Several disorders have been associated with defects of a variety of proteins involved in cilia formation, maintenance, and function.^2,11 These ciliopathies affect the IFT, components of the cilia, the basal body, or the centrosome, and many of the associated phenotypes include brain malformations, polydactyly, kidney cysts, retinal degeneration, and skeletal abnormalities (Table S1 available online).^12,13 In particular, this phenotypic spectrum is present among the patients with short-rib polydactyly syndromes (SRPS, Tables S2A and S2B).¹⁴ This group constitutes the most frequent lethal autosomal-recessive osteochrondodysplasia and was formerly classified into four distinct types (type I, Saldino-Noonan [MIM 263530]; type II, Majewski [MIM 263520]; type III, Verma-Neumhoff [MIM 263510]; type IV, Beemer [MIM 269860]).¹⁵ Types I and III have been recently grouped together. In addition, asphyxiating thoracic dystrophy (ATD [MIM 208500]) and Ellis-van Crefeld syndrome (EVC [MIM 225500]) are phenotypically related to the group of SRPS. From this group of disorders, the underlying cause has been identified for EVC (mutations in EVC1 or EVC2 in two-thirds of patients), and only recently have mutations in IFT80 (MIM 611177) and DYNC2H1 (MIM 603297) been identified in a small subset of patients with ATD and SRPS type III.^16–18 Both proteins are involved in anterograde and retrograde IFT.
--
## What to do
Decide whether each statement agrees with the passage on ciliopathies. For each one, answer yes or no and quote the deciding words from the passage. 1. Short-rib polydactyly syndromes were formerly divided into four distinct types. 2. Types I and III are still kept as separate categories. 3. The cause of Ellis-van Creveld syndrome has been found in every patient with it. The rows that follow are not needed for this work.
--
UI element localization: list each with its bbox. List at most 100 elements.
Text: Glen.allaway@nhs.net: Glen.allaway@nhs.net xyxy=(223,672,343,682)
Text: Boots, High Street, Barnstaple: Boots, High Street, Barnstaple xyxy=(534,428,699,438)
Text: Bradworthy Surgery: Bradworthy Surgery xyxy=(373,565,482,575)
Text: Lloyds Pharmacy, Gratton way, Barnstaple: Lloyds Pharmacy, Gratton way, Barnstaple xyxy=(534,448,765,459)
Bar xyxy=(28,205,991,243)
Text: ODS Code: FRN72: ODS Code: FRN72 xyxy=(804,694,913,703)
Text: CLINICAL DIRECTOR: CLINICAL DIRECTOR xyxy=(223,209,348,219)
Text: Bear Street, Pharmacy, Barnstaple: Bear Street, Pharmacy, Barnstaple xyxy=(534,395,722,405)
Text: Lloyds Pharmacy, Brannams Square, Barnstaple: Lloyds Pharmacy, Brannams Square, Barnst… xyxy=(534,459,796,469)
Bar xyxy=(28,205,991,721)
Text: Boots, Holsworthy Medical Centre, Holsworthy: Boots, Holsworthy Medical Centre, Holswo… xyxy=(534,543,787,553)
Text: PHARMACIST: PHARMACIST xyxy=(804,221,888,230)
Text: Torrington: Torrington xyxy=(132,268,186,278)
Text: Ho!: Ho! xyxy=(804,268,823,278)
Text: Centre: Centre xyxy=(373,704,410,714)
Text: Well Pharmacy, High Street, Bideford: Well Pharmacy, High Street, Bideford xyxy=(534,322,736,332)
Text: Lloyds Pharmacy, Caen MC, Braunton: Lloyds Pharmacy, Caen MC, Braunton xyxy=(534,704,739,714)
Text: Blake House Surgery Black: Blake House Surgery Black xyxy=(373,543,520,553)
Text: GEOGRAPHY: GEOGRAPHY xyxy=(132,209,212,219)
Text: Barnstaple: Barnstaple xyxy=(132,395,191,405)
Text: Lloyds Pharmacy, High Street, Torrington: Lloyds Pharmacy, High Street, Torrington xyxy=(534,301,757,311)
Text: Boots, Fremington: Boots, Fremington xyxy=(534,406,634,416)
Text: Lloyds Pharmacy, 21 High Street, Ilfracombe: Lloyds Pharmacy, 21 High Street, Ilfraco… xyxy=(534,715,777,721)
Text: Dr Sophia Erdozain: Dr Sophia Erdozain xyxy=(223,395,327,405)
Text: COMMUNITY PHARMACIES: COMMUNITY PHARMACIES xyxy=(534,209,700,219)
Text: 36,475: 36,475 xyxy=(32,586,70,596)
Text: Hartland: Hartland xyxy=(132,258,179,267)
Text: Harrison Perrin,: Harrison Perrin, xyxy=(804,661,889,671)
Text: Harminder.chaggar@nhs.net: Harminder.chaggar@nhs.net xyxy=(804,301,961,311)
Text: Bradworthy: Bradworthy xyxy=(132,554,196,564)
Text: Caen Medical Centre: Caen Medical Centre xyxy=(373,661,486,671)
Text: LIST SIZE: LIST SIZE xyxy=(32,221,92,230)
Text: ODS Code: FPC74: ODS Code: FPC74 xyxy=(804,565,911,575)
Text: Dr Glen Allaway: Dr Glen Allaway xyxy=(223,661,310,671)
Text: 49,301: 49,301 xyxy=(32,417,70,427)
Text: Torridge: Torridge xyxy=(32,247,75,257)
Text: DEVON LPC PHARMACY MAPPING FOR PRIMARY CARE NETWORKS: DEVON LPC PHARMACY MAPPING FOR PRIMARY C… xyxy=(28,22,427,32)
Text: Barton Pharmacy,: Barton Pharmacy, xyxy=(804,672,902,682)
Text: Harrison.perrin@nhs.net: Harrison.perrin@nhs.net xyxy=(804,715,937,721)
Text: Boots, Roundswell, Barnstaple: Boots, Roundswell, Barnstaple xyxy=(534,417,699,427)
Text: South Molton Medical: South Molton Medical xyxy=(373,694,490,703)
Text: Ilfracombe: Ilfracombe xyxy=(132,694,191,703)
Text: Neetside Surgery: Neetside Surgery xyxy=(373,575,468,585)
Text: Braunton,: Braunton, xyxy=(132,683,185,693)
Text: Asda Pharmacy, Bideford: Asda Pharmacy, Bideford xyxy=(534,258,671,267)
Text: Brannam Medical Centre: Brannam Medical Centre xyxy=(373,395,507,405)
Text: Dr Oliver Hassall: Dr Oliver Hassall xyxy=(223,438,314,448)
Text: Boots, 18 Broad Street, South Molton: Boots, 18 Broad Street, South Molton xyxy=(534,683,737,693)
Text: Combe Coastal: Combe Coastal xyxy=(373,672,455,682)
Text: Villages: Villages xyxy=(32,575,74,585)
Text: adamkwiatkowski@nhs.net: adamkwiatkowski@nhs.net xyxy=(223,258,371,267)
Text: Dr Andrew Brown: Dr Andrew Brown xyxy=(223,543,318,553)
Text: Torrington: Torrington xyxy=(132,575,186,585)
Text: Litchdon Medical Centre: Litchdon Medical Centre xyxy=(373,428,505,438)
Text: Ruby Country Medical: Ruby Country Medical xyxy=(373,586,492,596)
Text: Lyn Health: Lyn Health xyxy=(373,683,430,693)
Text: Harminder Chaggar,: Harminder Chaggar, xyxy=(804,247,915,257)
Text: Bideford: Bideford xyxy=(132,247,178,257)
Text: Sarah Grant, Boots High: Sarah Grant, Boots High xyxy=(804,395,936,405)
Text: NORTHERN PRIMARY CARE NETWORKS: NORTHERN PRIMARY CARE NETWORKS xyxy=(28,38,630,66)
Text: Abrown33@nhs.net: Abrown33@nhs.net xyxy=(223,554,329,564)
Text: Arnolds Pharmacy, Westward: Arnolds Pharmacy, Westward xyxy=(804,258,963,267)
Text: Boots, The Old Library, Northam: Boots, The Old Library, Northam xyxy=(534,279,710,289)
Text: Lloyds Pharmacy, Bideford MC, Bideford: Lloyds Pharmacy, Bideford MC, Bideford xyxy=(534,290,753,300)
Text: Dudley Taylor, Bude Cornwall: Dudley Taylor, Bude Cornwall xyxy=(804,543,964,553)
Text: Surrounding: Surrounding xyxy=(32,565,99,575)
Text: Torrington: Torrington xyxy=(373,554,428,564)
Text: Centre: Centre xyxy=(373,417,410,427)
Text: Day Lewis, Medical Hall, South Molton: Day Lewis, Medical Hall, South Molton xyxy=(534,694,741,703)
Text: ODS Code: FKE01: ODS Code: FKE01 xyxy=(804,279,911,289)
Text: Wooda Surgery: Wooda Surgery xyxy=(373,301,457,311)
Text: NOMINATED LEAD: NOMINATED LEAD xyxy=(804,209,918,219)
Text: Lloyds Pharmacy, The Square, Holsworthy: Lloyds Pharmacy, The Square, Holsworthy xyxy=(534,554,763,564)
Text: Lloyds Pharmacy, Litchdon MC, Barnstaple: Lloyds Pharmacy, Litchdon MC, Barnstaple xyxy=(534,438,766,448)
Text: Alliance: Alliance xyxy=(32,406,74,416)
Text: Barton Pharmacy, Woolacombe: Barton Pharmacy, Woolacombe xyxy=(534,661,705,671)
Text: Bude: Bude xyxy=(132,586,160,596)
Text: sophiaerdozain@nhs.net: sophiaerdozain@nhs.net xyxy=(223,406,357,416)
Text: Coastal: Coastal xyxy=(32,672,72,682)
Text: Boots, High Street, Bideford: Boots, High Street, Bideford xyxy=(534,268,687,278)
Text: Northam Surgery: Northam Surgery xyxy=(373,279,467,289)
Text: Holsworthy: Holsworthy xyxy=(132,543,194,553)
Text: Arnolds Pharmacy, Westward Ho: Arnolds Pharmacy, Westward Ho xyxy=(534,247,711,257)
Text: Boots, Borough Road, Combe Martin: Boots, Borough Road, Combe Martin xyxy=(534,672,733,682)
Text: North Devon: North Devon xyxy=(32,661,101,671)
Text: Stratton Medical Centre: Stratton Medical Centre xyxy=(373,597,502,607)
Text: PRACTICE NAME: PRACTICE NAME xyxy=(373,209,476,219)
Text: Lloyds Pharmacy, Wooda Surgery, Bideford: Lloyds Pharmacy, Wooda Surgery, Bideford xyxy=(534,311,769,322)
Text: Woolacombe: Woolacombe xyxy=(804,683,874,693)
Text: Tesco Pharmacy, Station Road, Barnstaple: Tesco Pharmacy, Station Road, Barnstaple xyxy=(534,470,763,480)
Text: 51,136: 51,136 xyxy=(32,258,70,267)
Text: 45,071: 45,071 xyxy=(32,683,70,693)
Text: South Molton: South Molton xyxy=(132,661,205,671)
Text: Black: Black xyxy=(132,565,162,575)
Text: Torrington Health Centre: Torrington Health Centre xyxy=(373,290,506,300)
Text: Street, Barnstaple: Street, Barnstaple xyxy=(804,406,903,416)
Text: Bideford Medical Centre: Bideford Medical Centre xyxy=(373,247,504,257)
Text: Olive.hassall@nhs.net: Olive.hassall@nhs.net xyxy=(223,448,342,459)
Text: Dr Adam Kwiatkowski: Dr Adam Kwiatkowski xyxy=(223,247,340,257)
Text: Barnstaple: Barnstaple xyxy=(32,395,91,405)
--
## Answer section
1. Yes: "was formerly classified into four distinct types"
2. No: "Types I and III have been recently grouped together."
3. No: "mutations in EVC1 or EVC2 in two-thirds of patients"